Using the listing below, report all lines holding the word "name".

** start MATERIAL FOR THIS EXERCISE **

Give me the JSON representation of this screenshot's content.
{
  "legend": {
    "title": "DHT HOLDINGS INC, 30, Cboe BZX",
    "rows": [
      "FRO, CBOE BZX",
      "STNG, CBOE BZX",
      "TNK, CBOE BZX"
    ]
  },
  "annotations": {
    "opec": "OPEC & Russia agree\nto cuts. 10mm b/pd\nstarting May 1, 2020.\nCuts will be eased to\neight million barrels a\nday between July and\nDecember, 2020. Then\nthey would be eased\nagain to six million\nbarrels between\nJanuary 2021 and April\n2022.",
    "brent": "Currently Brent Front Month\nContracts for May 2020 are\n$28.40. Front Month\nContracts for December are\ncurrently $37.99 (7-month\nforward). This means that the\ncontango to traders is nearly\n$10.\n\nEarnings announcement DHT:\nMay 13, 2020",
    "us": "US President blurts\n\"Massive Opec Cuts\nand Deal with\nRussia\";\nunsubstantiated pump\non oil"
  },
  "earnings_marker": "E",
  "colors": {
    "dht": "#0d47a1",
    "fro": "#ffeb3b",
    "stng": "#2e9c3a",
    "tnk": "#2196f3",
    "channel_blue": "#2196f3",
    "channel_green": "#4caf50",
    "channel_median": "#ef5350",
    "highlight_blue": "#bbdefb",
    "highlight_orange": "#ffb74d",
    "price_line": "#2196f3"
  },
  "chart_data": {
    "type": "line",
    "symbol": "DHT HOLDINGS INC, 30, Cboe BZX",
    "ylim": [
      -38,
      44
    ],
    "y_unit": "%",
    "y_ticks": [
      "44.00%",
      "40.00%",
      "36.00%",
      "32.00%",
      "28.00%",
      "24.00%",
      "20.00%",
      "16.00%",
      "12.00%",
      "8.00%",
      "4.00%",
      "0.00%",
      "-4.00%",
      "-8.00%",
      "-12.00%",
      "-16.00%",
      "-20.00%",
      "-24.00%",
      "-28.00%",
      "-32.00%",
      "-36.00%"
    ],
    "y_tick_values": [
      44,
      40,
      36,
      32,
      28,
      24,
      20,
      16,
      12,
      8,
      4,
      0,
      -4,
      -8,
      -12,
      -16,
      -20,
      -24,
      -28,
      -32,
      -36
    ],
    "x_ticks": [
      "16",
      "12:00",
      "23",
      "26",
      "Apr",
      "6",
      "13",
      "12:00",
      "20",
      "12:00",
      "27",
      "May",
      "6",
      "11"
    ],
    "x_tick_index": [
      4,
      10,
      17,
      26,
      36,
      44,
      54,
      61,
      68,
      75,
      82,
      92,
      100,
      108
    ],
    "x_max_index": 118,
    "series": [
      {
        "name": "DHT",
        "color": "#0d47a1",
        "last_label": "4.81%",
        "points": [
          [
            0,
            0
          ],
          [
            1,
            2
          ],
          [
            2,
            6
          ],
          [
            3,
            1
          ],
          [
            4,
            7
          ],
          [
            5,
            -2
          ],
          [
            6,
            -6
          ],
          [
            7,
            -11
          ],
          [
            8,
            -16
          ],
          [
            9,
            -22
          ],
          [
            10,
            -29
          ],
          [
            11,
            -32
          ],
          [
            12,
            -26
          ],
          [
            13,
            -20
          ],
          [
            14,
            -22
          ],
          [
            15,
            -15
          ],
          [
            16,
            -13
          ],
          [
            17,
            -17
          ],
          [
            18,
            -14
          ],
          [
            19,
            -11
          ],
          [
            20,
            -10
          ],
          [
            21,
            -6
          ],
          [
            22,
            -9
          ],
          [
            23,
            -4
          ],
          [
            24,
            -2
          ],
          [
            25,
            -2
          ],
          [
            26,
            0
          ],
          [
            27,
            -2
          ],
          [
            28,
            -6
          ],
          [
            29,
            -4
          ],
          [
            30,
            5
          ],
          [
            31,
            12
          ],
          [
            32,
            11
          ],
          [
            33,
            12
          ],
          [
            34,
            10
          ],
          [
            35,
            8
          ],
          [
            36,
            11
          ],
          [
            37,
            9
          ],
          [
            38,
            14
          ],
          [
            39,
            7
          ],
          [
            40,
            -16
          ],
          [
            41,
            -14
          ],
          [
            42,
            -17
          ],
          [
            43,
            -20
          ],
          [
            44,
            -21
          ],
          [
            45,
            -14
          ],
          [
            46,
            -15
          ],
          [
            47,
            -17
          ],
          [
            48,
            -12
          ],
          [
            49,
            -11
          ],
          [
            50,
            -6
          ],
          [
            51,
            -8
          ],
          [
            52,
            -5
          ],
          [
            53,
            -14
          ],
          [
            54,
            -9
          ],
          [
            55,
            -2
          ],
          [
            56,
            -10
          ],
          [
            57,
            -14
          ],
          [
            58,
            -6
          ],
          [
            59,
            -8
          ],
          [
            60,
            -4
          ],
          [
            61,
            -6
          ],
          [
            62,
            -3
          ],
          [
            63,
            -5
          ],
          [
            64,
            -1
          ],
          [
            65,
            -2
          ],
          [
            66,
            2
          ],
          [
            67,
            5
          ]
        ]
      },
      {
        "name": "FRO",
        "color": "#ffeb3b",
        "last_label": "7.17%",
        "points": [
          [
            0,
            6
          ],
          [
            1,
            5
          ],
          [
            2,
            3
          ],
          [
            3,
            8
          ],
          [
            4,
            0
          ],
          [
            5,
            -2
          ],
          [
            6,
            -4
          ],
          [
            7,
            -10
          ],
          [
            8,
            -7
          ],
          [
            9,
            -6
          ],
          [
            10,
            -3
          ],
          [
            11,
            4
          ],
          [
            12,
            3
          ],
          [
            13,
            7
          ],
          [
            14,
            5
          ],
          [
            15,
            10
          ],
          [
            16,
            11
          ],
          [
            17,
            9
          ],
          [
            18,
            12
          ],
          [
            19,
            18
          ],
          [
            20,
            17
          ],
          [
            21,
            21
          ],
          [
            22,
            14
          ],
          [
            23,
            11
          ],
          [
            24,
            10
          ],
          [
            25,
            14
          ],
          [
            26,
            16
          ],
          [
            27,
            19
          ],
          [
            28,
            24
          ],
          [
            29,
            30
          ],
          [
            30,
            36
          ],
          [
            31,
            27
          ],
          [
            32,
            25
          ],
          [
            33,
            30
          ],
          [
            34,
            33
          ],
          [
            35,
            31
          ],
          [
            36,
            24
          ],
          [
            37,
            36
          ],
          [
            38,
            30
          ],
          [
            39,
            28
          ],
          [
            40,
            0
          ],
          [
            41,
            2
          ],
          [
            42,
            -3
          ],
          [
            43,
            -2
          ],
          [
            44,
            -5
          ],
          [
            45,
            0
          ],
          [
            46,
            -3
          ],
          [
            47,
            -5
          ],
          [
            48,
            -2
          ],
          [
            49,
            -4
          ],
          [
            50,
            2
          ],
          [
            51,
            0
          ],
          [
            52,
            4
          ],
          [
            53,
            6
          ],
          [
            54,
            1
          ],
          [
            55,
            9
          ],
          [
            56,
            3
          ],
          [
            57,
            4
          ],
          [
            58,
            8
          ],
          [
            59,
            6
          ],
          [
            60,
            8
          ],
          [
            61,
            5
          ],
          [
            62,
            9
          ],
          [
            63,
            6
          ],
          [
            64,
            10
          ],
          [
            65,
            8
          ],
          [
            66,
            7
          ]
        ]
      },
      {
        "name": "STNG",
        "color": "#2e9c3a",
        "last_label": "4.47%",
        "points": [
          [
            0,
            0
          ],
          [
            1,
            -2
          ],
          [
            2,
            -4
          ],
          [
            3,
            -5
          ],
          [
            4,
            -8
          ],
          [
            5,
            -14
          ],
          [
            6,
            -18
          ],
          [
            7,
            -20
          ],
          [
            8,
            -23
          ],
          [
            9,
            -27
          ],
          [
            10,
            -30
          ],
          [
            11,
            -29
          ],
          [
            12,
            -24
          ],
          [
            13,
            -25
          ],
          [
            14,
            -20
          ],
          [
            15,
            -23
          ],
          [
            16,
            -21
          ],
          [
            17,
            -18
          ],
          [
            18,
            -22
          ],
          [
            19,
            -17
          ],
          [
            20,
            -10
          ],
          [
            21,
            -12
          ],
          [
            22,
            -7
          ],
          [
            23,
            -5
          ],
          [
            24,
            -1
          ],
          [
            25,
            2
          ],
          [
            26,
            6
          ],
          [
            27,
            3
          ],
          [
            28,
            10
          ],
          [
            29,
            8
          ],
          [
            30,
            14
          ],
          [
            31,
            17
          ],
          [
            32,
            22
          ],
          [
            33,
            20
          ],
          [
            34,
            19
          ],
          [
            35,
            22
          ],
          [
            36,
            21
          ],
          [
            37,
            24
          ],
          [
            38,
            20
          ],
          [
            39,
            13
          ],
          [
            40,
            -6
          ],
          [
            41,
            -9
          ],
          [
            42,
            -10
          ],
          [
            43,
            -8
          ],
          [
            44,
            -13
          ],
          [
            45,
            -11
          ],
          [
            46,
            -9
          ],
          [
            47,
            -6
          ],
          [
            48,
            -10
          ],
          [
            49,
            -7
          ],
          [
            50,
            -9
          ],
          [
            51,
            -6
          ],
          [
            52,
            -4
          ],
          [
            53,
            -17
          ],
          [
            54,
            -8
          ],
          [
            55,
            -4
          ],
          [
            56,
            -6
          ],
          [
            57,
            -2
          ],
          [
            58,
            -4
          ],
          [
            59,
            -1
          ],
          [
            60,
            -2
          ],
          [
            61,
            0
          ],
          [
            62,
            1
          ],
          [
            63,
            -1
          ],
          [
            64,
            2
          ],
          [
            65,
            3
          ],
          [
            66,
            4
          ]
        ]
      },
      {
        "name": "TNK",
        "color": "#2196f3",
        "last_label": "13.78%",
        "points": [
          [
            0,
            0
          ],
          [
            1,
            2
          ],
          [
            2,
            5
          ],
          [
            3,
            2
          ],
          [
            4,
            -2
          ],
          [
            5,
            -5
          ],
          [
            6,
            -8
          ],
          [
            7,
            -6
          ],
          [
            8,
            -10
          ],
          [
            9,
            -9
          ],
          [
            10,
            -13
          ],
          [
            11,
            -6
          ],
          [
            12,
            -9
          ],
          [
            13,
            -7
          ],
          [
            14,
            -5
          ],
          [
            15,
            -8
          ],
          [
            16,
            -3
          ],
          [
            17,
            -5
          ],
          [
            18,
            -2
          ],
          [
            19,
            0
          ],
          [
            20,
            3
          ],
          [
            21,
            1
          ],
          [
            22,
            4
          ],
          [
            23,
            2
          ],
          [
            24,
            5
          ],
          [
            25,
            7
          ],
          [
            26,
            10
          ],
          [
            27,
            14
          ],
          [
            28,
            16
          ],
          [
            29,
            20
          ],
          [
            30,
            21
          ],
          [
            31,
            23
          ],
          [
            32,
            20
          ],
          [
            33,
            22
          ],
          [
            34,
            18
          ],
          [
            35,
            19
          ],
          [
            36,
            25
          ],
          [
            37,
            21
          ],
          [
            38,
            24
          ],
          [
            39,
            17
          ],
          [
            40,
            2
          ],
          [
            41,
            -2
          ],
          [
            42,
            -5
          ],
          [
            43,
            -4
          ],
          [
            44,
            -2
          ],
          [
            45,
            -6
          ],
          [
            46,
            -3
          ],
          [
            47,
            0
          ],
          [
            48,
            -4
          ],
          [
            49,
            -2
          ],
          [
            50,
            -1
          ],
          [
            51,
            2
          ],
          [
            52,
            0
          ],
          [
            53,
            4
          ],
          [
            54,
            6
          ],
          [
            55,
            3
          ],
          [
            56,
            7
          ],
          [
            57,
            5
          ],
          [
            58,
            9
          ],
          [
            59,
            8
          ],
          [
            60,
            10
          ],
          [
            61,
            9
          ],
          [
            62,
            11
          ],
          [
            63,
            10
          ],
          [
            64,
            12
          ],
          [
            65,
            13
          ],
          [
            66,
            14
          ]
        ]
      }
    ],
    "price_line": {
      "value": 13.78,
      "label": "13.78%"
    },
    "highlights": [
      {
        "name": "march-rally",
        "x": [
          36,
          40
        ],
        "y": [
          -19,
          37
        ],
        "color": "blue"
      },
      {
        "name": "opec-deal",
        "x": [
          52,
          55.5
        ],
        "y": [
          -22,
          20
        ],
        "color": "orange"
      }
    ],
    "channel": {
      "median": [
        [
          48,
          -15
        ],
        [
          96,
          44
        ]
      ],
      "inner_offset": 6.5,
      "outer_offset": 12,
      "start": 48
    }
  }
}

** end MATERIAL FOR THIS EXERCISE **

== OUTPUT OF THE TASK ==
        "name": "DHT",
        "name": "FRO",
        "name": "STNG",
        "name": "TNK",
        "name": "march-rally",
        "name": "opec-deal",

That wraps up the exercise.